*THE EXERCISE*
Can you find the lines of the listing that include "Kept" and copy every one?

————————

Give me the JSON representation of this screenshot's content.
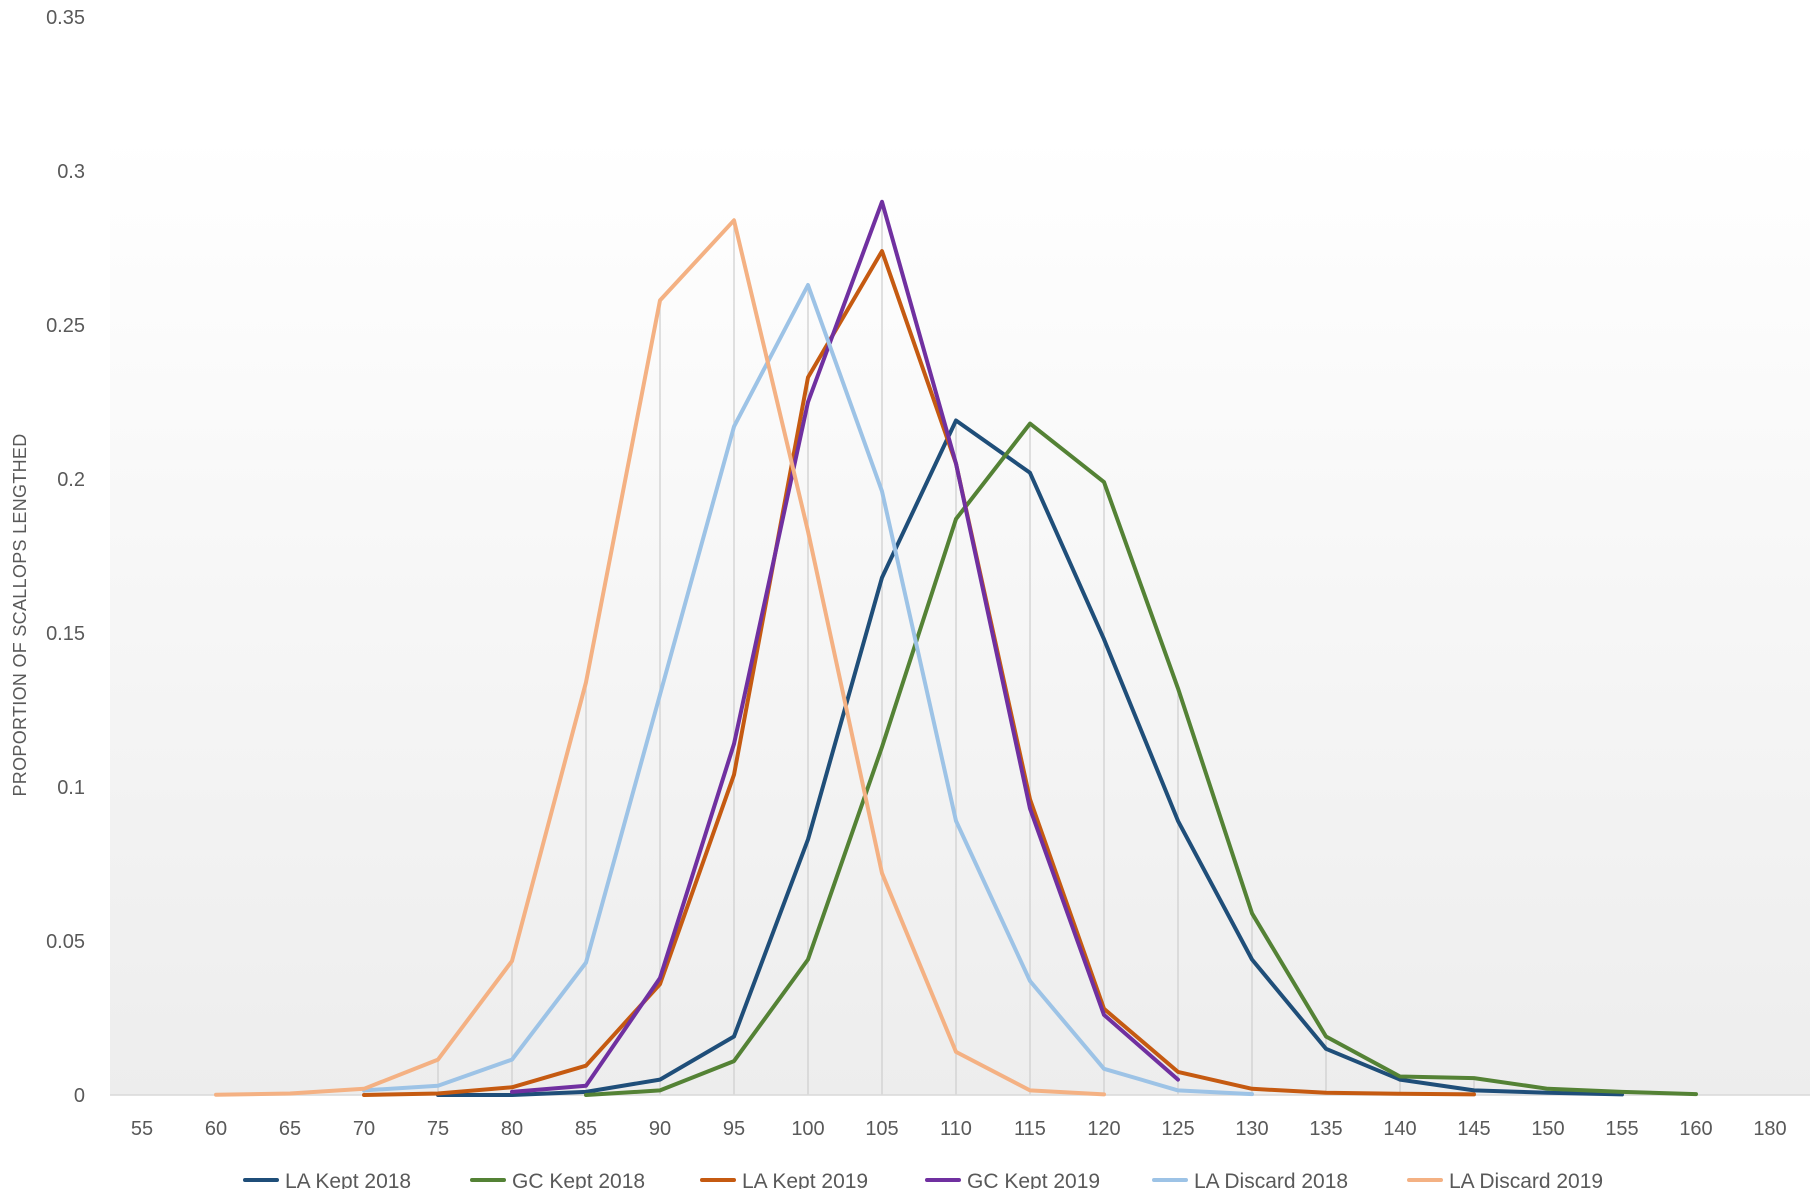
{
  "chart_data": {
    "type": "line",
    "title": "",
    "ylabel": "PROPORTION OF SCALLOPS LENGTHED",
    "xlabel": "",
    "categories": [
      "55",
      "60",
      "65",
      "70",
      "75",
      "80",
      "85",
      "90",
      "95",
      "100",
      "105",
      "110",
      "115",
      "120",
      "125",
      "130",
      "135",
      "140",
      "145",
      "150",
      "155",
      "160",
      "180"
    ],
    "yticks": [
      "0",
      "0.05",
      "0.1",
      "0.15",
      "0.2",
      "0.25",
      "0.3",
      "0.35"
    ],
    "ylim": [
      0,
      0.35
    ],
    "grid": "vertical drop lines",
    "legend_position": "bottom",
    "series": [
      {
        "name": "LA Kept 2018",
        "color": "#1F4E79",
        "points": [
          [
            75,
            0
          ],
          [
            80,
            0
          ],
          [
            85,
            0.001
          ],
          [
            90,
            0.005
          ],
          [
            95,
            0.019
          ],
          [
            100,
            0.083
          ],
          [
            105,
            0.168
          ],
          [
            110,
            0.219
          ],
          [
            115,
            0.202
          ],
          [
            120,
            0.148
          ],
          [
            125,
            0.089
          ],
          [
            130,
            0.044
          ],
          [
            135,
            0.015
          ],
          [
            140,
            0.005
          ],
          [
            145,
            0.0015
          ],
          [
            150,
            0.0007
          ],
          [
            155,
            0.0002
          ]
        ]
      },
      {
        "name": "GC Kept 2018",
        "color": "#548235",
        "points": [
          [
            85,
            0
          ],
          [
            90,
            0.0015
          ],
          [
            95,
            0.011
          ],
          [
            100,
            0.044
          ],
          [
            105,
            0.113
          ],
          [
            110,
            0.187
          ],
          [
            115,
            0.218
          ],
          [
            120,
            0.199
          ],
          [
            125,
            0.132
          ],
          [
            130,
            0.059
          ],
          [
            135,
            0.019
          ],
          [
            140,
            0.006
          ],
          [
            145,
            0.0055
          ],
          [
            150,
            0.002
          ],
          [
            155,
            0.001
          ],
          [
            160,
            0.0003
          ]
        ]
      },
      {
        "name": "LA Kept 2019",
        "color": "#C55A11",
        "points": [
          [
            70,
            0
          ],
          [
            75,
            0.0005
          ],
          [
            80,
            0.0025
          ],
          [
            85,
            0.0095
          ],
          [
            90,
            0.036
          ],
          [
            95,
            0.104
          ],
          [
            100,
            0.233
          ],
          [
            105,
            0.274
          ],
          [
            110,
            0.205
          ],
          [
            115,
            0.096
          ],
          [
            120,
            0.028
          ],
          [
            125,
            0.0075
          ],
          [
            130,
            0.002
          ],
          [
            135,
            0.0007
          ],
          [
            140,
            0.0004
          ],
          [
            145,
            0.0002
          ]
        ]
      },
      {
        "name": "GC Kept 2019",
        "color": "#7030A0",
        "points": [
          [
            80,
            0.001
          ],
          [
            85,
            0.003
          ],
          [
            90,
            0.038
          ],
          [
            95,
            0.114
          ],
          [
            100,
            0.225
          ],
          [
            105,
            0.29
          ],
          [
            110,
            0.205
          ],
          [
            115,
            0.093
          ],
          [
            120,
            0.026
          ],
          [
            125,
            0.005
          ]
        ]
      },
      {
        "name": "LA Discard 2018",
        "color": "#9DC3E6",
        "points": [
          [
            70,
            0.0015
          ],
          [
            75,
            0.003
          ],
          [
            80,
            0.0115
          ],
          [
            85,
            0.043
          ],
          [
            90,
            0.13
          ],
          [
            95,
            0.217
          ],
          [
            100,
            0.263
          ],
          [
            105,
            0.196
          ],
          [
            110,
            0.089
          ],
          [
            115,
            0.037
          ],
          [
            120,
            0.0085
          ],
          [
            125,
            0.0015
          ],
          [
            130,
            0.0003
          ]
        ]
      },
      {
        "name": "LA Discard 2019",
        "color": "#F4B183",
        "points": [
          [
            60,
            0.0001
          ],
          [
            65,
            0.0005
          ],
          [
            70,
            0.002
          ],
          [
            75,
            0.0115
          ],
          [
            80,
            0.0435
          ],
          [
            85,
            0.134
          ],
          [
            90,
            0.258
          ],
          [
            95,
            0.284
          ],
          [
            100,
            0.183
          ],
          [
            105,
            0.072
          ],
          [
            110,
            0.014
          ],
          [
            115,
            0.0015
          ],
          [
            120,
            0.0002
          ]
        ]
      }
    ]
  }
}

————————

*CORRECT OUTPUT*
        "name": "LA Kept 2018",
        "name": "GC Kept 2018",
        "name": "LA Kept 2019",
        "name": "GC Kept 2019",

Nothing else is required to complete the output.